- _Directions for this task_
Locate the word "category" in the data below, then copy every line that holds it.

- _Dataset_
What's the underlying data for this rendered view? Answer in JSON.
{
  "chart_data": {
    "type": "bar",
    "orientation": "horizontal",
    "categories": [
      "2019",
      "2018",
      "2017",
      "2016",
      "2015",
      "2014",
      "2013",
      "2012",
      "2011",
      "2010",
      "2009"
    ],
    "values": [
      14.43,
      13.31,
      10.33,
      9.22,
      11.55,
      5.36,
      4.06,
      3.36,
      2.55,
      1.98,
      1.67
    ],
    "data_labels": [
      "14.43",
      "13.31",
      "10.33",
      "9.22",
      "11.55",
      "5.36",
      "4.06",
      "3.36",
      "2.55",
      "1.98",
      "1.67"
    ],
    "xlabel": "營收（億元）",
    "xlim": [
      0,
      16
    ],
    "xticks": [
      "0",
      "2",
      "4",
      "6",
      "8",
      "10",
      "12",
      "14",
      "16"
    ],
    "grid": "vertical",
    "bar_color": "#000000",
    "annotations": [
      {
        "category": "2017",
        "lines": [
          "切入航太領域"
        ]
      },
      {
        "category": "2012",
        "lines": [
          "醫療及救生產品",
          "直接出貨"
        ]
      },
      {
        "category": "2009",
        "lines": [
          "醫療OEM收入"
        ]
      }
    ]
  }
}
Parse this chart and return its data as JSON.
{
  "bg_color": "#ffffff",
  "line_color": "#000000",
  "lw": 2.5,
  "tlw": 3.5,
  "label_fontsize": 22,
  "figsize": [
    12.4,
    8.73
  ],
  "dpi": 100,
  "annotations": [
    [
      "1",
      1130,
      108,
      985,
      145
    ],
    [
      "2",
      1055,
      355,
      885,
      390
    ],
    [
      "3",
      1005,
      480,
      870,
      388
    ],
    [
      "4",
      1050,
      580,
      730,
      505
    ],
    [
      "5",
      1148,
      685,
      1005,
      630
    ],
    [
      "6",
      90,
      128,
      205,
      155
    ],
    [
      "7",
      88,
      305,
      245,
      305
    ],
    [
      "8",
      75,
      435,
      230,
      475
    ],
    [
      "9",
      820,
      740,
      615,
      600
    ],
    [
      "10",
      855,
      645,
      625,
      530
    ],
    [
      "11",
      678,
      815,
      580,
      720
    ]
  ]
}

- _Answer in full_
        "category": "2017",
        "category": "2012",
        "category": "2009",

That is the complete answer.